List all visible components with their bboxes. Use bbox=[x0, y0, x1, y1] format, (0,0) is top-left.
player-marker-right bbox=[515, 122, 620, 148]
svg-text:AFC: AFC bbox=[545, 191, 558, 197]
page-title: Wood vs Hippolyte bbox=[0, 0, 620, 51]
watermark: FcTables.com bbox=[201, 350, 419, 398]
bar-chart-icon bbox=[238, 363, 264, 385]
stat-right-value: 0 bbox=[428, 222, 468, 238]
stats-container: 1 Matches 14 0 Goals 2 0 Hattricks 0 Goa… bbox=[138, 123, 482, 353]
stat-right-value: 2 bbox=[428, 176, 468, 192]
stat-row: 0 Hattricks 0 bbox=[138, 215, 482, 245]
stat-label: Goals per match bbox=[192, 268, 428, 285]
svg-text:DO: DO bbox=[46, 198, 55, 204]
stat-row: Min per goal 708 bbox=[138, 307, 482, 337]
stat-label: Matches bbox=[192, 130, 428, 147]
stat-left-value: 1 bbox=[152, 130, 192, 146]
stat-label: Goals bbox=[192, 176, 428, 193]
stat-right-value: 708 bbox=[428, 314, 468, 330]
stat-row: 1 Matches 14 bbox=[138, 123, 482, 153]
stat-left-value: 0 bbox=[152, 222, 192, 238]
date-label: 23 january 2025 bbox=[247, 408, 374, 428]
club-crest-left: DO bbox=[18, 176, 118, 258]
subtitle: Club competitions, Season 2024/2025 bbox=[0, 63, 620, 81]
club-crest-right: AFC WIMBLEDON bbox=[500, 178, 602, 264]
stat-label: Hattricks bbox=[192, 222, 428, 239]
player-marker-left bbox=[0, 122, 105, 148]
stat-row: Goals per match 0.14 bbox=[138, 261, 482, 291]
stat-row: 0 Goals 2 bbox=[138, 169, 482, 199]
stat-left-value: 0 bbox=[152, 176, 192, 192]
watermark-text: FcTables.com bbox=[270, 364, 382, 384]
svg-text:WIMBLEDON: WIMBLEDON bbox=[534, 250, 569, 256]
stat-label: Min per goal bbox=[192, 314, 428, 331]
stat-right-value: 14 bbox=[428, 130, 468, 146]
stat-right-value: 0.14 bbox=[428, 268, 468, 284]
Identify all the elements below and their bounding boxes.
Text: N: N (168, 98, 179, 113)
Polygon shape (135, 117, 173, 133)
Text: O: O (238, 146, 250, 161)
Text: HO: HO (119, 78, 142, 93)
+ + + + + + +
#### [Set problem]
Rewrite all the records with every "Matches" changed to "Appearances" and nothing else altered.

#### [Output below]
List all visible components with their bboxes. Use bbox=[x0, y0, x1, y1] format, (0,0) is top-left.
player-marker-right bbox=[515, 122, 620, 148]
svg-text:AFC: AFC bbox=[545, 191, 558, 197]
page-title: Wood vs Hippolyte bbox=[0, 0, 620, 51]
watermark: FcTables.com bbox=[201, 350, 419, 398]
bar-chart-icon bbox=[238, 363, 264, 385]
stat-right-value: 0 bbox=[428, 222, 468, 238]
stats-container: 1 Appearances 14 0 Goals 2 0 Hattricks 0 Goa… bbox=[138, 123, 482, 353]
stat-right-value: 2 bbox=[428, 176, 468, 192]
stat-row: 0 Hattricks 0 bbox=[138, 215, 482, 245]
stat-label: Goals per match bbox=[192, 268, 428, 285]
svg-text:DO: DO bbox=[46, 198, 55, 204]
stat-row: Min per goal 708 bbox=[138, 307, 482, 337]
stat-label: Appearances bbox=[192, 130, 428, 147]
stat-left-value: 1 bbox=[152, 130, 192, 146]
stat-label: Goals bbox=[192, 176, 428, 193]
stat-right-value: 708 bbox=[428, 314, 468, 330]
stat-row: 1 Appearances 14 bbox=[138, 123, 482, 153]
stat-left-value: 0 bbox=[152, 222, 192, 238]
date-label: 23 january 2025 bbox=[247, 408, 374, 428]
club-crest-left: DO bbox=[18, 176, 118, 258]
subtitle: Club competitions, Season 2024/2025 bbox=[0, 63, 620, 81]
club-crest-right: AFC WIMBLEDON bbox=[500, 178, 602, 264]
stat-label: Hattricks bbox=[192, 222, 428, 239]
player-marker-left bbox=[0, 122, 105, 148]
stat-row: Goals per match 0.14 bbox=[138, 261, 482, 291]
stat-row: 0 Goals 2 bbox=[138, 169, 482, 199]
stat-left-value: 0 bbox=[152, 176, 192, 192]
watermark-text: FcTables.com bbox=[270, 364, 382, 384]
svg-text:WIMBLEDON: WIMBLEDON bbox=[534, 250, 569, 256]
stat-label: Min per goal bbox=[192, 314, 428, 331]
stat-right-value: 14 bbox=[428, 130, 468, 146]
stat-right-value: 0.14 bbox=[428, 268, 468, 284]
Identify all the elements below and their bounding boxes.
Text: N: N (168, 98, 179, 113)
Polygon shape (135, 117, 173, 133)
Text: O: O (238, 146, 250, 161)
Text: HO: HO (119, 78, 142, 93)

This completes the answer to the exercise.